→ **AIM**
Extract all of the entries and give them again, word for word.

..............................

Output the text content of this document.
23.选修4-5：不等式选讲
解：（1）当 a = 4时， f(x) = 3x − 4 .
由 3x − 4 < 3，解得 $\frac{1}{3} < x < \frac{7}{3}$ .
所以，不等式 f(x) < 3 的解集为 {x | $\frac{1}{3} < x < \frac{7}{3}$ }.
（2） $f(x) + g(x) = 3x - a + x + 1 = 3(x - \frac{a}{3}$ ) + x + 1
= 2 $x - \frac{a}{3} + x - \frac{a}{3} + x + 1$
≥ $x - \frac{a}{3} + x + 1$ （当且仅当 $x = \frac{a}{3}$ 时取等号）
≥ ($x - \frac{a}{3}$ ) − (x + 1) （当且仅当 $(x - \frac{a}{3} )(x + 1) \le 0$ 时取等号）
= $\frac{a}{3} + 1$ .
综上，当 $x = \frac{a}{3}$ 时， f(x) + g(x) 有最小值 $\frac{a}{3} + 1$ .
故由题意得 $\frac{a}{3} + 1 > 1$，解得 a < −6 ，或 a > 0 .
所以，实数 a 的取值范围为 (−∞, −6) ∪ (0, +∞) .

..............................

→ **SOLVED PROBLEM**
Output the text content of this document.
23.选修4-5：不等式选讲
解：（1）当 a = 4时， f(x) = 3x − 4 .
由 3x − 4 < 3，解得 $\frac{1}{3} < x < \frac{7}{3}$ .
所以，不等式 f(x) < 3 的解集为 {x | $\frac{1}{3} < x < \frac{7}{3}$ }.
（2） $f(x) + g(x) = 3x - a + x + 1 = 3(x - \frac{a}{3}$ ) + x + 1
= 2 $x - \frac{a}{3} + x - \frac{a}{3} + x + 1$
≥ $x - \frac{a}{3} + x + 1$ （当且仅当 $x = \frac{a}{3}$ 时取等号）
≥ ($x - \frac{a}{3}$ ) − (x + 1) （当且仅当 $(x - \frac{a}{3} )(x + 1) \le 0$ 时取等号）
= $\frac{a}{3} + 1$ .
综上，当 $x = \frac{a}{3}$ 时， f(x) + g(x) 有最小值 $\frac{a}{3} + 1$ .
故由题意得 $\frac{a}{3} + 1 > 1$，解得 a < −6 ，或 a > 0 .
所以，实数 a 的取值范围为 (−∞, −6) ∪ (0, +∞) .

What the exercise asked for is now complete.